*TASK STATEMENT:*
Rewrite everything from the first of the rows below down to the row containing "toc-species-row <box>1250 160 1286 1363</box>", both included, as a Markdown table with the columns "No." and "Line". Number each row and leave out any blank lines.

*INFORMATION SHOWN:*
"""
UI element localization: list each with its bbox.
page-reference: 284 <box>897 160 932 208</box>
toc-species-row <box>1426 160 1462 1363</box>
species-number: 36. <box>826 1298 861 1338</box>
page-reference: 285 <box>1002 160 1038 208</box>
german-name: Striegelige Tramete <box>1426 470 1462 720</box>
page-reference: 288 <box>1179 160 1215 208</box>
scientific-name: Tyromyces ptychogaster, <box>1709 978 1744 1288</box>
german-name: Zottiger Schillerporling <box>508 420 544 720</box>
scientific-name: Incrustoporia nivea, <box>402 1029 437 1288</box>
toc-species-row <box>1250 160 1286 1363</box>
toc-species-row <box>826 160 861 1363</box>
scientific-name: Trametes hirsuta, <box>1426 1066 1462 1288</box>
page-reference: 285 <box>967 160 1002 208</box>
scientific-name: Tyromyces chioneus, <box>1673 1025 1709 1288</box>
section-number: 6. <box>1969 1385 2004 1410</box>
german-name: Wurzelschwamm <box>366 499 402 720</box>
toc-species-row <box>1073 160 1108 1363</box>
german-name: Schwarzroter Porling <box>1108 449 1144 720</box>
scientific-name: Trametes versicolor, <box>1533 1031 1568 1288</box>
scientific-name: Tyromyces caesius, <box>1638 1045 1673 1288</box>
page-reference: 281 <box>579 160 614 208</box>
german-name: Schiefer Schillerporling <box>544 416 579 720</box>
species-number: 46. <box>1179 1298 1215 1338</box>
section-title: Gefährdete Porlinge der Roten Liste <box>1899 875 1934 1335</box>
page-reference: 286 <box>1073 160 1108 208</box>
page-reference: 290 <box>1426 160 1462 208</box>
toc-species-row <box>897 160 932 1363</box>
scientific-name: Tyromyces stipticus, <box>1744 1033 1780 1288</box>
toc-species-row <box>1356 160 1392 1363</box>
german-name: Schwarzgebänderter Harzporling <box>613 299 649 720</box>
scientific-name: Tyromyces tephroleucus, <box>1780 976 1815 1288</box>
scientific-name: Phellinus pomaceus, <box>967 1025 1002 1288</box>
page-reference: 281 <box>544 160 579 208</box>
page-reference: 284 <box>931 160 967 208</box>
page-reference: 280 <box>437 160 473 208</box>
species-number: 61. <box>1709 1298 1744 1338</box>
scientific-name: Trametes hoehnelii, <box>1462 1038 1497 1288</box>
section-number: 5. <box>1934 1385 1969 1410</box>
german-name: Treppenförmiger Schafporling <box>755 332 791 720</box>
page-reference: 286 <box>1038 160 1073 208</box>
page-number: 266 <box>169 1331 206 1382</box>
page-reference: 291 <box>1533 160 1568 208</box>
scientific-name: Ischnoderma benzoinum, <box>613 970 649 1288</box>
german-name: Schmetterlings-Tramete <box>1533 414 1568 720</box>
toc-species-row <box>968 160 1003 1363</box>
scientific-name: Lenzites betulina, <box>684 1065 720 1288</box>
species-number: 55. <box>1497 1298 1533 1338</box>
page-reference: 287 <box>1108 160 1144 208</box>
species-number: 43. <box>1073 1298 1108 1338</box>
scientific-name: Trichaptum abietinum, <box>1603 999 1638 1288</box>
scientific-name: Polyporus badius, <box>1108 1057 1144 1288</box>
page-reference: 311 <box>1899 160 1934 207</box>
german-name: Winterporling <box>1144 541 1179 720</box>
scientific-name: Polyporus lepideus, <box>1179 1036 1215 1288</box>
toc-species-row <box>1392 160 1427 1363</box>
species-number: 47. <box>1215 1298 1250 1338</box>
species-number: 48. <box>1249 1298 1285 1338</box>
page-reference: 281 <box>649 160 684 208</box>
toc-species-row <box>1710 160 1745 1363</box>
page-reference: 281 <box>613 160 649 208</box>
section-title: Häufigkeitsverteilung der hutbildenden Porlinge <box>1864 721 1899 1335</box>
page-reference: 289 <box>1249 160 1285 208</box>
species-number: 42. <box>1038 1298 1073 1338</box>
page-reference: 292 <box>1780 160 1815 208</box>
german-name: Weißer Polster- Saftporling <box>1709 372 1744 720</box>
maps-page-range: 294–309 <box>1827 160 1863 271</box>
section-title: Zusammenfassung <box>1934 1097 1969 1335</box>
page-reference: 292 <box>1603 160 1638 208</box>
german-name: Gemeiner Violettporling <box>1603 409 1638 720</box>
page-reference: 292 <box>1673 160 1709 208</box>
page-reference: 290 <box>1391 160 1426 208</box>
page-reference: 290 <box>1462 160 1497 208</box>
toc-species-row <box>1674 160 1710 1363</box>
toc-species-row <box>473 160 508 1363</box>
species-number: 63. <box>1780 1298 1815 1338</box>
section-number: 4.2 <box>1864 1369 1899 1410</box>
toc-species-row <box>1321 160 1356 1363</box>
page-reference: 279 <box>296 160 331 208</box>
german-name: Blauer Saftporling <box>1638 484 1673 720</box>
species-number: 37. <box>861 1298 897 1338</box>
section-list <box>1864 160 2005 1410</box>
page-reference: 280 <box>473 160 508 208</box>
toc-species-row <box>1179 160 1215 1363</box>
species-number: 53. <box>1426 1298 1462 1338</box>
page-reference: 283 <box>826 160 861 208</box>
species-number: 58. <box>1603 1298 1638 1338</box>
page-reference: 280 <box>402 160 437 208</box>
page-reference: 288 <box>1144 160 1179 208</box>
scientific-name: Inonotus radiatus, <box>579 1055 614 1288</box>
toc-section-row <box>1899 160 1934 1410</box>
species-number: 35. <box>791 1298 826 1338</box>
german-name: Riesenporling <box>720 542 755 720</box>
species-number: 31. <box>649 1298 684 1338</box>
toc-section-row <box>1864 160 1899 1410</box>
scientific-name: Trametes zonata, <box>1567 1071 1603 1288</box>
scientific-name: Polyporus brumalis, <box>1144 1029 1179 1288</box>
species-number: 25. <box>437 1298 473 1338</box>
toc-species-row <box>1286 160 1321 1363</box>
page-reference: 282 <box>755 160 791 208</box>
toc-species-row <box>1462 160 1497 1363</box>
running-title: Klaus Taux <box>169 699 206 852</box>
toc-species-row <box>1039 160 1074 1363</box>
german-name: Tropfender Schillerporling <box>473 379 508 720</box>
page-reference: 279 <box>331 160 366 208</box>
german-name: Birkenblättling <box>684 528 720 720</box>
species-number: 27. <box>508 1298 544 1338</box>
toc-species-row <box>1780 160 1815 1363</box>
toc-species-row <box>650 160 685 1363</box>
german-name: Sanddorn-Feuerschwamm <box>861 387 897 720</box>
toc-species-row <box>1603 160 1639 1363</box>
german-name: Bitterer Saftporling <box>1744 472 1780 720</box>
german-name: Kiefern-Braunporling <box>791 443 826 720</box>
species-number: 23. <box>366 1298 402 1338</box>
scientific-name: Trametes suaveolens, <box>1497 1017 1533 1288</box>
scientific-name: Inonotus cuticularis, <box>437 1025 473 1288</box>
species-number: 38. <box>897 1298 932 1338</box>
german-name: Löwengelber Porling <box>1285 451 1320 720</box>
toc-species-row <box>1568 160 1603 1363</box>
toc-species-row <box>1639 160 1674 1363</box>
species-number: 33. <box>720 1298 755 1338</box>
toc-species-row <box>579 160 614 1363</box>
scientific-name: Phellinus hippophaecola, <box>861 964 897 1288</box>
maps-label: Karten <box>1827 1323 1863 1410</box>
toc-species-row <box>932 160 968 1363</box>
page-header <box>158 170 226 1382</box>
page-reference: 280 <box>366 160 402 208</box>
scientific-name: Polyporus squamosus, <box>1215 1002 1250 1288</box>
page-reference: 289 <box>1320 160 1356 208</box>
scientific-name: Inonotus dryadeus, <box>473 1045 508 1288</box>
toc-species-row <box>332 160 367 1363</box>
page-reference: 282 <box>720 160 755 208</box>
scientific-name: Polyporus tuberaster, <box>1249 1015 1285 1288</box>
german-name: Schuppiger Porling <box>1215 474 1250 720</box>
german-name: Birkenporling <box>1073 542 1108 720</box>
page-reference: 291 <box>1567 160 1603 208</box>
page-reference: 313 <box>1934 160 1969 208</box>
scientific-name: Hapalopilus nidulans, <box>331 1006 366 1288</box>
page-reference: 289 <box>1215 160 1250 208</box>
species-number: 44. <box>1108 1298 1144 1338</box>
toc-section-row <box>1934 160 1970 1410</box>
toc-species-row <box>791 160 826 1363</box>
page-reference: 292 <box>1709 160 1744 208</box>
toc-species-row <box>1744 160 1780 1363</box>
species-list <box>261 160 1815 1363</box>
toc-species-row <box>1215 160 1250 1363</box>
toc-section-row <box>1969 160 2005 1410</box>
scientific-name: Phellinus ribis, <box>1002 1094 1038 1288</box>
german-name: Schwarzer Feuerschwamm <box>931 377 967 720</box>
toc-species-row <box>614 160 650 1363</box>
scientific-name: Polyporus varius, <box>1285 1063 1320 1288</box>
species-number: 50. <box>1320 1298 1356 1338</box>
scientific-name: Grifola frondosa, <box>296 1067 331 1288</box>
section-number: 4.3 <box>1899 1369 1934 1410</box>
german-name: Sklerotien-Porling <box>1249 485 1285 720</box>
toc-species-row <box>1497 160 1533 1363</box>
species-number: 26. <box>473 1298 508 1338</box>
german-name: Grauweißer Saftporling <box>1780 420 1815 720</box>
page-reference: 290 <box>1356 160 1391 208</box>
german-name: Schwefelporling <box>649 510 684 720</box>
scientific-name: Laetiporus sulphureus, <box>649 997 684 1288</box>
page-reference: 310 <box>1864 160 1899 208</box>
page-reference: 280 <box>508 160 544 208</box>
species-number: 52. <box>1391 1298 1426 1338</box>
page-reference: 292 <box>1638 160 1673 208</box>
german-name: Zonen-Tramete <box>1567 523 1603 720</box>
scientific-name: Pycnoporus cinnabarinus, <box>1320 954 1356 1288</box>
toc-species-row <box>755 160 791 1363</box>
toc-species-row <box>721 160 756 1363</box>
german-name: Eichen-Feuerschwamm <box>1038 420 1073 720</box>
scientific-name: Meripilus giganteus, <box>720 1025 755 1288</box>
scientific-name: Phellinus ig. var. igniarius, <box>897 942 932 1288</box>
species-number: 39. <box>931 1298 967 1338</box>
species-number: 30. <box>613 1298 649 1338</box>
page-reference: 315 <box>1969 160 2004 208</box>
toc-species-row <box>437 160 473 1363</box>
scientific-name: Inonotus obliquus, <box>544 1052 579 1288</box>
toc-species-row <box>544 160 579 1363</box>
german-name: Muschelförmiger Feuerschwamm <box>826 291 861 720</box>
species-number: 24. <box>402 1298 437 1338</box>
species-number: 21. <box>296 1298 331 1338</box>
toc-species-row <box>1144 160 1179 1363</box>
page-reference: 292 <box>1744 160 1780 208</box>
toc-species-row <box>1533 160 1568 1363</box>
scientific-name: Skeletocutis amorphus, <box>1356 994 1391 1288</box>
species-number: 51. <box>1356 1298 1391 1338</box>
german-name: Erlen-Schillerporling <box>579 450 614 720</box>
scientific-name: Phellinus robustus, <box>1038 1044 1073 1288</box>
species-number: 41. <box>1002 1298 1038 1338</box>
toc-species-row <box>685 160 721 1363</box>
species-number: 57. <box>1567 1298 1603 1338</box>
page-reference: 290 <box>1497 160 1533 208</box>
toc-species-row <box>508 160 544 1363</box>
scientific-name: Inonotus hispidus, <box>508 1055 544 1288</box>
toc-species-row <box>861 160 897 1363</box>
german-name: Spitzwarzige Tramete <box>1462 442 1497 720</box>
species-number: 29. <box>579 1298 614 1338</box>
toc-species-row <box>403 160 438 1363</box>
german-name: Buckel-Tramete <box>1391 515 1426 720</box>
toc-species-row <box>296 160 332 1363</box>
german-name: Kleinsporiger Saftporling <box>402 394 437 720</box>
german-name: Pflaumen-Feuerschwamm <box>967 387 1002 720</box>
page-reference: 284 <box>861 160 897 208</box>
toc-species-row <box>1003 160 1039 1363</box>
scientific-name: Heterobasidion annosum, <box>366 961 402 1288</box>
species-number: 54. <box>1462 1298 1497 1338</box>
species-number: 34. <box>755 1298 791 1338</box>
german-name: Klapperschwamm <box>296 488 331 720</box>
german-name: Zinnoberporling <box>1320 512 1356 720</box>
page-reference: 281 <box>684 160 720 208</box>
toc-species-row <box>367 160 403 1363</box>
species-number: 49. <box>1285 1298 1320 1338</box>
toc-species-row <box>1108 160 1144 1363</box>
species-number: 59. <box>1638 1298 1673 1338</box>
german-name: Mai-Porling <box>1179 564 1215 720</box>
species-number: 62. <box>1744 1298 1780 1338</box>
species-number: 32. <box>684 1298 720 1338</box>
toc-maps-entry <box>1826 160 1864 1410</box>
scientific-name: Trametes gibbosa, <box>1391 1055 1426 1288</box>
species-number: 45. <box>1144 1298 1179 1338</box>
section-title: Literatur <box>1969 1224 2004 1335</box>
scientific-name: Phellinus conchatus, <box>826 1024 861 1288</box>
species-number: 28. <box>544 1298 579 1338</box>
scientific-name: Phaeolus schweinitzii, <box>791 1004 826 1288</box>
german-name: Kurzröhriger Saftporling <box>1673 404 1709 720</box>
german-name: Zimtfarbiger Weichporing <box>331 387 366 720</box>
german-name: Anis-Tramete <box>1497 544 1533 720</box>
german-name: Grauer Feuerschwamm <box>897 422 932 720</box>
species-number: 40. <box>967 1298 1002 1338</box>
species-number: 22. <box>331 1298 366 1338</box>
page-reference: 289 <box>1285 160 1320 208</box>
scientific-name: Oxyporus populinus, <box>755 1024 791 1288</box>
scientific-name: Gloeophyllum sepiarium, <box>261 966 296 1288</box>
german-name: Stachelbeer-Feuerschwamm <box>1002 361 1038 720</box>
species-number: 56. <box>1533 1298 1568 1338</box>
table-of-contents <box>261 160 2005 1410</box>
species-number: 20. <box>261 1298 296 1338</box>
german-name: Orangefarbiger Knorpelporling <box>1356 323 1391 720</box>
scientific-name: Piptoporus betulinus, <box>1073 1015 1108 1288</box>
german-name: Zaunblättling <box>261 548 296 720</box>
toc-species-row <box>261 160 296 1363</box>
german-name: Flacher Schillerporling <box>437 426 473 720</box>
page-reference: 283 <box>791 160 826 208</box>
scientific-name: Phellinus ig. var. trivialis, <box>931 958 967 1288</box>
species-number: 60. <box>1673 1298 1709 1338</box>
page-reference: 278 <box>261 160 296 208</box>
"""
*THE RESULT:*
| No. | Line |
|---|---|
| 1 | UI element localization: list each with its bbox. |
| 2 | page-reference: 284 <box>897 160 932 208</box> |
| 3 | toc-species-row <box>1426 160 1462 1363</box> |
| 4 | species-number: 36. <box>826 1298 861 1338</box> |
| 5 | page-reference: 285 <box>1002 160 1038 208</box> |
| 6 | german-name: Striegelige Tramete <box>1426 470 1462 720</box> |
| 7 | page-reference: 288 <box>1179 160 1215 208</box> |
| 8 | scientific-name: Tyromyces ptychogaster, <box>1709 978 1744 1288</box> |
| 9 | german-name: Zottiger Schillerporling <box>508 420 544 720</box> |
| 10 | scientific-name: Incrustoporia nivea, <box>402 1029 437 1288</box> |
| 11 | toc-species-row <box>1250 160 1286 1363</box> |